Items from a dataset:
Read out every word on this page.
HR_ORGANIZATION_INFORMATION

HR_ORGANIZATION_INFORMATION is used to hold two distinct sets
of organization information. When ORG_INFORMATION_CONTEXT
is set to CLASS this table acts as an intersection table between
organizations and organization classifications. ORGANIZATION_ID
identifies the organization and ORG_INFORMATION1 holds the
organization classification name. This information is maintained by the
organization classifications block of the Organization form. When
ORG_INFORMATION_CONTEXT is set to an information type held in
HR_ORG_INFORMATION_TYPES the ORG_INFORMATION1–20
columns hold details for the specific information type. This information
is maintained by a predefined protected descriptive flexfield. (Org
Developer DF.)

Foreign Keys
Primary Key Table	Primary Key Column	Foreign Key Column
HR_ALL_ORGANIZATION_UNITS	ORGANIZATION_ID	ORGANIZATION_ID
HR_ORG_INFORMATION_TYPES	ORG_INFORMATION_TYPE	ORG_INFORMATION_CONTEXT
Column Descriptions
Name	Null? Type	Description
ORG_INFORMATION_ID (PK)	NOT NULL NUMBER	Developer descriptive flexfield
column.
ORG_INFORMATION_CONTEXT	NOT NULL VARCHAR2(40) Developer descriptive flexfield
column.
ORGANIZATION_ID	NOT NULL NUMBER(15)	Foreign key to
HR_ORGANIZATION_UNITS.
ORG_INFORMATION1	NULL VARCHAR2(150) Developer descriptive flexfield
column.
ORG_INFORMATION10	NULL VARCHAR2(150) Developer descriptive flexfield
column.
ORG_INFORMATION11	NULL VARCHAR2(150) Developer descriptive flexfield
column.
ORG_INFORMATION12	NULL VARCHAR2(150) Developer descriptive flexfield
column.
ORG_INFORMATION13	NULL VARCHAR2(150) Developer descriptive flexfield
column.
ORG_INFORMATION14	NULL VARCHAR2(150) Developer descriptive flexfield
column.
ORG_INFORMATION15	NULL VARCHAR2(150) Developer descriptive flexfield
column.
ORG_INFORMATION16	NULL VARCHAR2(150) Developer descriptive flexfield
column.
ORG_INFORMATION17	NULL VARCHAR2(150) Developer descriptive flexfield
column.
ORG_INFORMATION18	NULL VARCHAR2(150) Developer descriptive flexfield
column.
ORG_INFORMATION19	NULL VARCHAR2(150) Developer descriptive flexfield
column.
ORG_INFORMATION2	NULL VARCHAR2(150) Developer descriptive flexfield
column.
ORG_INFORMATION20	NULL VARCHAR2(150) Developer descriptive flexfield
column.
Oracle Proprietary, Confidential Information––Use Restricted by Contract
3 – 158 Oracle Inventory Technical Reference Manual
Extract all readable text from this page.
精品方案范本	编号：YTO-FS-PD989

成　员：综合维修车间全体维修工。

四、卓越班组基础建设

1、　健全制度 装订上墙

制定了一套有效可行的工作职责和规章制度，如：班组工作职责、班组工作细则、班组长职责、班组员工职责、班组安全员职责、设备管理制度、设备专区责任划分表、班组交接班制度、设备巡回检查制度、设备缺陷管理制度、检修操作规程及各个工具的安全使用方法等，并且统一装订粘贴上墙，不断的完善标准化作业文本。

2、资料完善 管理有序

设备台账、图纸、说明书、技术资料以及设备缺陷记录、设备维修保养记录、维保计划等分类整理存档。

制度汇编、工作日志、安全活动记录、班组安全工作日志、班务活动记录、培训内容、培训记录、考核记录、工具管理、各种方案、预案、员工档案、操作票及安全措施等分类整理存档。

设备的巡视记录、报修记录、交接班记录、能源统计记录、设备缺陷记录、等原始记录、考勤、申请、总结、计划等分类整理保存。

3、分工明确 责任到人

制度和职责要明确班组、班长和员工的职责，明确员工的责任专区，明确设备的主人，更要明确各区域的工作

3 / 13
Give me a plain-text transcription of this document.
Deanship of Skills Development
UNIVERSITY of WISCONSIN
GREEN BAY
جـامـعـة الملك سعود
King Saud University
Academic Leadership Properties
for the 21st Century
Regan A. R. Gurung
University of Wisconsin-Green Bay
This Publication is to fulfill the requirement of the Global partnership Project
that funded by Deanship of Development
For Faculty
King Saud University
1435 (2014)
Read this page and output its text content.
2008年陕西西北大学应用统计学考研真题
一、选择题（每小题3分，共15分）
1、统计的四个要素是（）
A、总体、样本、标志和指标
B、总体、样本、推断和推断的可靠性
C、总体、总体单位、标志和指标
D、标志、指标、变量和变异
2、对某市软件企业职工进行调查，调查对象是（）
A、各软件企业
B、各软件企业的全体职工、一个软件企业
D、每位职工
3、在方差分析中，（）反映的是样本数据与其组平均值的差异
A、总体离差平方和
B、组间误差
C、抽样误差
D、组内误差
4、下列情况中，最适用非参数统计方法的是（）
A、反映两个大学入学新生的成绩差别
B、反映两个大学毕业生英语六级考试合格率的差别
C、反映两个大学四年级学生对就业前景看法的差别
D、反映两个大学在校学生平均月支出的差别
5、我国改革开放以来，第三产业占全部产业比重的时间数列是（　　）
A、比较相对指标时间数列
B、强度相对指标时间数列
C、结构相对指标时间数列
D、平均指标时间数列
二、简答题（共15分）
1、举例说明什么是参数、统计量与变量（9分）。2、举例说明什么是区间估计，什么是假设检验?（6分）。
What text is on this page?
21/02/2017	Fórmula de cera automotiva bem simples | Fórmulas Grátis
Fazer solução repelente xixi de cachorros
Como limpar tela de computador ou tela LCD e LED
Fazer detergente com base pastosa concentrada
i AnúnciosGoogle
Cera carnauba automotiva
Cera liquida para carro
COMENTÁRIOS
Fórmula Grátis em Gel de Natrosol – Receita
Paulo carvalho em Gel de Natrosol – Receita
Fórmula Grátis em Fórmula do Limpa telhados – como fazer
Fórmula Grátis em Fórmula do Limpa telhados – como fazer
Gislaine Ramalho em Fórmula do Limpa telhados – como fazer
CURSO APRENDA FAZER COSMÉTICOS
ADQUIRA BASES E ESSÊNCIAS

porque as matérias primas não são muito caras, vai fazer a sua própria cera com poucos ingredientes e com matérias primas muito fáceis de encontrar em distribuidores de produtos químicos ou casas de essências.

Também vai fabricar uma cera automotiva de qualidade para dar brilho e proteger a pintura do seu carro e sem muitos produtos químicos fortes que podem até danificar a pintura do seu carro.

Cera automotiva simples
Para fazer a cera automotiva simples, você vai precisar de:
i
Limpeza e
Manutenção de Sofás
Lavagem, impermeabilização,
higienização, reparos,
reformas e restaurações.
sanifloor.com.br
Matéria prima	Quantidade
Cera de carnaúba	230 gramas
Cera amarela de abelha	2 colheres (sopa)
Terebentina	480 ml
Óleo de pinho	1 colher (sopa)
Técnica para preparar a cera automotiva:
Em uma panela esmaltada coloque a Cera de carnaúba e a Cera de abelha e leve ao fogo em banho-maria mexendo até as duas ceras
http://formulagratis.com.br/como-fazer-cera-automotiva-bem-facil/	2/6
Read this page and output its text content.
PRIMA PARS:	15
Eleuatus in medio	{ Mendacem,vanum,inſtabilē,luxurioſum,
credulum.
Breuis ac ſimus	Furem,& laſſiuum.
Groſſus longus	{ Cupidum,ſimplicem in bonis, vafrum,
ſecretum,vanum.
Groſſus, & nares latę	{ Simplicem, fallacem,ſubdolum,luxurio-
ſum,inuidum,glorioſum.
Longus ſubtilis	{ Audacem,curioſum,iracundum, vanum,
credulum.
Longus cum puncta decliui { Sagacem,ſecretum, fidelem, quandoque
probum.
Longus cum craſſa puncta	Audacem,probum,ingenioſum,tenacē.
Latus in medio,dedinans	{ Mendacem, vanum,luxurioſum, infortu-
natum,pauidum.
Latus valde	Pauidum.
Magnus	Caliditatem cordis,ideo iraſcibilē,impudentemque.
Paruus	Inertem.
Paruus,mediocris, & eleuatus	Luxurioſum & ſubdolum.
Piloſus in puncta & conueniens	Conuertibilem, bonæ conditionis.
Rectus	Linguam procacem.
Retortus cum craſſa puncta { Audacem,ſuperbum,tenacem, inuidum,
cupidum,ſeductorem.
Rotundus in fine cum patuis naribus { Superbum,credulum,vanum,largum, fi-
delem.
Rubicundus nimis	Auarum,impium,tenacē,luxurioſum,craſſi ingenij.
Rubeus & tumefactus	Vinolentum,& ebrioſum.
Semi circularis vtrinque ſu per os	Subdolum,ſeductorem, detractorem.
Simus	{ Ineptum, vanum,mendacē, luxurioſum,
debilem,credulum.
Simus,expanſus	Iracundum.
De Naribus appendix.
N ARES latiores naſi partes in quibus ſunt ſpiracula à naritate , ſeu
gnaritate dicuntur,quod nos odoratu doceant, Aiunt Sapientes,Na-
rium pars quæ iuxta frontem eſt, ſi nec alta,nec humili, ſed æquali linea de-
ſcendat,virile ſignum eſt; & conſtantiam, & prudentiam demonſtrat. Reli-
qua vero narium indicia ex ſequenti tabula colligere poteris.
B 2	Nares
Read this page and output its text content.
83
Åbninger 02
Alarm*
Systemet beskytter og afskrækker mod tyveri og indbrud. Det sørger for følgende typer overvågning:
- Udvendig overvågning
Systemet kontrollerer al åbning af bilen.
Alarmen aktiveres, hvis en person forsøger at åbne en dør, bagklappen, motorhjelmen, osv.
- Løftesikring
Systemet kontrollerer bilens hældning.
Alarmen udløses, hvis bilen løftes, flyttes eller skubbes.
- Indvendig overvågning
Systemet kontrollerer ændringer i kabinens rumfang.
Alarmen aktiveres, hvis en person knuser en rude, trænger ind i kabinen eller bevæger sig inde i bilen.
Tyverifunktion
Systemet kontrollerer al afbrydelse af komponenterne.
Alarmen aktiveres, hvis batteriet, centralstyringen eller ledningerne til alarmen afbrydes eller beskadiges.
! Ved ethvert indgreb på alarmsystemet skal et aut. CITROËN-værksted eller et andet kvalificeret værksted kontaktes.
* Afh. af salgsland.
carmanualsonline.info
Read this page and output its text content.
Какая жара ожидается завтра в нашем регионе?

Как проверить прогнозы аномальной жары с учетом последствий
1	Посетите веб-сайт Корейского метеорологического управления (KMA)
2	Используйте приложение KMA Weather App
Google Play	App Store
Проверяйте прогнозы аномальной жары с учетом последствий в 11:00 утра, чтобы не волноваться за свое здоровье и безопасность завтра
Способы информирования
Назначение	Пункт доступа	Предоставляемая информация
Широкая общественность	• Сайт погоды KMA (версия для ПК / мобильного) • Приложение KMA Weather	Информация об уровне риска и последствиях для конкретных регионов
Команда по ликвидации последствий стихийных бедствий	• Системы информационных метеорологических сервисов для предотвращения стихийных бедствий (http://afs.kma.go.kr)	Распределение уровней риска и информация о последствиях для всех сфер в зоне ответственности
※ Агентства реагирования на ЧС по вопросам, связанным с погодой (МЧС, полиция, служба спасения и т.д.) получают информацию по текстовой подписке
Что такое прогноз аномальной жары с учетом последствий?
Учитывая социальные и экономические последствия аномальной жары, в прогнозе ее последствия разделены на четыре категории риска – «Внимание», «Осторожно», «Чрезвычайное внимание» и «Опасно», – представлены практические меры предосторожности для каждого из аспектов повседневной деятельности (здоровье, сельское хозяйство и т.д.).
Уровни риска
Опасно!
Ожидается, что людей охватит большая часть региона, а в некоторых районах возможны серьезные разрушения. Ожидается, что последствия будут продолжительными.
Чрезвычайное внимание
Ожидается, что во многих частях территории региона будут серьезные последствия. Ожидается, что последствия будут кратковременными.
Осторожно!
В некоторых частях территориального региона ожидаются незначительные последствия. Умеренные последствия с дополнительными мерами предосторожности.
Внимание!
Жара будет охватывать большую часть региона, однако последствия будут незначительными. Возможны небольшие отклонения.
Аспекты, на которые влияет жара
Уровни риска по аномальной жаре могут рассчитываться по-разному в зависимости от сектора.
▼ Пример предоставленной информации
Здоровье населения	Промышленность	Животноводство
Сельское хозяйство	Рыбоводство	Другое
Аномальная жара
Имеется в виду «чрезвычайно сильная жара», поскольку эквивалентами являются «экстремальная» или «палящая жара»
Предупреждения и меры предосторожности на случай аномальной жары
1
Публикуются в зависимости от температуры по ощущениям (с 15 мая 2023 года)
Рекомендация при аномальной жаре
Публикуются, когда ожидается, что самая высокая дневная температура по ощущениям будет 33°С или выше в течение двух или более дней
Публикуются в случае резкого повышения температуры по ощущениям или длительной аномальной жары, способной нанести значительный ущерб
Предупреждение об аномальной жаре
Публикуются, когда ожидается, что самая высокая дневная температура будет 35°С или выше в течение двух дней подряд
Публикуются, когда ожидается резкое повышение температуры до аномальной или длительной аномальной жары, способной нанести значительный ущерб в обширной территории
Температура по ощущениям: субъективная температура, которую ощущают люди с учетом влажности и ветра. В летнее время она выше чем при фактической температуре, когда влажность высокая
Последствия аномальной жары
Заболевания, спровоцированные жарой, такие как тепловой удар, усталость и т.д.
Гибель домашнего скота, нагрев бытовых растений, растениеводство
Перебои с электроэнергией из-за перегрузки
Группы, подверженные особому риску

## What this task involves
Copy every single line of the material above that holds "craſſa".

## Task output
Longus cum craſſa puncta	Audacem,probum,ingenioſum,tenacē.
Retortus cum craſſa puncta { Audacem,ſuperbum,tenacem, inuidum,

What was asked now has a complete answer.